- _Entries with figure data_
--- Start ---

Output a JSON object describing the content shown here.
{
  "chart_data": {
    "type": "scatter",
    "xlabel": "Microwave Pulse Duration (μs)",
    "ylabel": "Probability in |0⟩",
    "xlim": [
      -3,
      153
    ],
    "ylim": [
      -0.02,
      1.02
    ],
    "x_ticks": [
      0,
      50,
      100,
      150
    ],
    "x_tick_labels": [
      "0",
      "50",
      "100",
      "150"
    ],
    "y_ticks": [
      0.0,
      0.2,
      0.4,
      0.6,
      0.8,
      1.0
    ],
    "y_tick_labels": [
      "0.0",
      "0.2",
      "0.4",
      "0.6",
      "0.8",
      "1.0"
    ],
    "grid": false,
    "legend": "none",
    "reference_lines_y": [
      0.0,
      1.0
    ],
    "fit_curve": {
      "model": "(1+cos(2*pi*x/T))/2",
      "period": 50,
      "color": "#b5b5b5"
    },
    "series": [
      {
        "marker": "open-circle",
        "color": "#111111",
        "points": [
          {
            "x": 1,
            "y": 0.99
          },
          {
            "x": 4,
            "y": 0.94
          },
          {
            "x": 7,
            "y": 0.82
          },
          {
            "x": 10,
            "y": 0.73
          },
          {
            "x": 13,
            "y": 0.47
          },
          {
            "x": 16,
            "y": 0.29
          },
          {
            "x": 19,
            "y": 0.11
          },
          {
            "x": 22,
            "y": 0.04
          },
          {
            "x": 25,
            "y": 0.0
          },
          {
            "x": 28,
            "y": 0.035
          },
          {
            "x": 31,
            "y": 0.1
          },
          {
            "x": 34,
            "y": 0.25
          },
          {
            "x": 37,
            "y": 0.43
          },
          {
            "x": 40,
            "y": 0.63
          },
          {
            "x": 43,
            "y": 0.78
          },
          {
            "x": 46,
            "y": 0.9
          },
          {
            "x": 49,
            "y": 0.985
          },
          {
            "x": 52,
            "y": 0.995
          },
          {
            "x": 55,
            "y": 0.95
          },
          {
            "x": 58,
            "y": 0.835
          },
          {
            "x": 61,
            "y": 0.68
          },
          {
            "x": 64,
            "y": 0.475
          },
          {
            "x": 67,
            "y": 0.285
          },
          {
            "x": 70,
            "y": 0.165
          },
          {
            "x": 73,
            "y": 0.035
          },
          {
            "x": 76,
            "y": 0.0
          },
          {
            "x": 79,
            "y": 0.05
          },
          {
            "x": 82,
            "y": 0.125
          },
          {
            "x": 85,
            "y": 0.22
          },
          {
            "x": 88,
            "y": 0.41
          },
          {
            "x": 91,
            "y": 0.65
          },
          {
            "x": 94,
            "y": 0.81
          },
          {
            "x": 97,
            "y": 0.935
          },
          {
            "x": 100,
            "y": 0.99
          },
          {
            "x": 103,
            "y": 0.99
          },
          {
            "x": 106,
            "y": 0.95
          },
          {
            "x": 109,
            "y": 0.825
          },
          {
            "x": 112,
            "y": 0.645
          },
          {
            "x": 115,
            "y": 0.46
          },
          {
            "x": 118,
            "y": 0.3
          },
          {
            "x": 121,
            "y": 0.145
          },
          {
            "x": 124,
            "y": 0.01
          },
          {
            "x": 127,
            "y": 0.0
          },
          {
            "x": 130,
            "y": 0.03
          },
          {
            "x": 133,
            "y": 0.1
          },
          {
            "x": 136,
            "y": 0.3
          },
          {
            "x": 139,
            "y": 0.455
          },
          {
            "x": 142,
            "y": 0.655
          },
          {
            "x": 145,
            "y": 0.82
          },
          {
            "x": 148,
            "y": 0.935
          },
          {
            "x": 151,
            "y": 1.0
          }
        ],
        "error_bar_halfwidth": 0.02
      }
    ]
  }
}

--- End ---

- _DIRECTIONS_
Return every record, word for word.

- _CORRECT OUTPUT_
Output a JSON object describing the content shown here.
{
  "chart_data": {
    "type": "scatter",
    "xlabel": "Microwave Pulse Duration (μs)",
    "ylabel": "Probability in |0⟩",
    "xlim": [
      -3,
      153
    ],
    "ylim": [
      -0.02,
      1.02
    ],
    "x_ticks": [
      0,
      50,
      100,
      150
    ],
    "x_tick_labels": [
      "0",
      "50",
      "100",
      "150"
    ],
    "y_ticks": [
      0.0,
      0.2,
      0.4,
      0.6,
      0.8,
      1.0
    ],
    "y_tick_labels": [
      "0.0",
      "0.2",
      "0.4",
      "0.6",
      "0.8",
      "1.0"
    ],
    "grid": false,
    "legend": "none",
    "reference_lines_y": [
      0.0,
      1.0
    ],
    "fit_curve": {
      "model": "(1+cos(2*pi*x/T))/2",
      "period": 50,
      "color": "#b5b5b5"
    },
    "series": [
      {
        "marker": "open-circle",
        "color": "#111111",
        "points": [
          {
            "x": 1,
            "y": 0.99
          },
          {
            "x": 4,
            "y": 0.94
          },
          {
            "x": 7,
            "y": 0.82
          },
          {
            "x": 10,
            "y": 0.73
          },
          {
            "x": 13,
            "y": 0.47
          },
          {
            "x": 16,
            "y": 0.29
          },
          {
            "x": 19,
            "y": 0.11
          },
          {
            "x": 22,
            "y": 0.04
          },
          {
            "x": 25,
            "y": 0.0
          },
          {
            "x": 28,
            "y": 0.035
          },
          {
            "x": 31,
            "y": 0.1
          },
          {
            "x": 34,
            "y": 0.25
          },
          {
            "x": 37,
            "y": 0.43
          },
          {
            "x": 40,
            "y": 0.63
          },
          {
            "x": 43,
            "y": 0.78
          },
          {
            "x": 46,
            "y": 0.9
          },
          {
            "x": 49,
            "y": 0.985
          },
          {
            "x": 52,
            "y": 0.995
          },
          {
            "x": 55,
            "y": 0.95
          },
          {
            "x": 58,
            "y": 0.835
          },
          {
            "x": 61,
            "y": 0.68
          },
          {
            "x": 64,
            "y": 0.475
          },
          {
            "x": 67,
            "y": 0.285
          },
          {
            "x": 70,
            "y": 0.165
          },
          {
            "x": 73,
            "y": 0.035
          },
          {
            "x": 76,
            "y": 0.0
          },
          {
            "x": 79,
            "y": 0.05
          },
          {
            "x": 82,
            "y": 0.125
          },
          {
            "x": 85,
            "y": 0.22
          },
          {
            "x": 88,
            "y": 0.41
          },
          {
            "x": 91,
            "y": 0.65
          },
          {
            "x": 94,
            "y": 0.81
          },
          {
            "x": 97,
            "y": 0.935
          },
          {
            "x": 100,
            "y": 0.99
          },
          {
            "x": 103,
            "y": 0.99
          },
          {
            "x": 106,
            "y": 0.95
          },
          {
            "x": 109,
            "y": 0.825
          },
          {
            "x": 112,
            "y": 0.645
          },
          {
            "x": 115,
            "y": 0.46
          },
          {
            "x": 118,
            "y": 0.3
          },
          {
            "x": 121,
            "y": 0.145
          },
          {
            "x": 124,
            "y": 0.01
          },
          {
            "x": 127,
            "y": 0.0
          },
          {
            "x": 130,
            "y": 0.03
          },
          {
            "x": 133,
            "y": 0.1
          },
          {
            "x": 136,
            "y": 0.3
          },
          {
            "x": 139,
            "y": 0.455
          },
          {
            "x": 142,
            "y": 0.655
          },
          {
            "x": 145,
            "y": 0.82
          },
          {
            "x": 148,
            "y": 0.935
          },
          {
            "x": 151,
            "y": 1.0
          }
        ],
        "error_bar_halfwidth": 0.02
      }
    ]
  }
}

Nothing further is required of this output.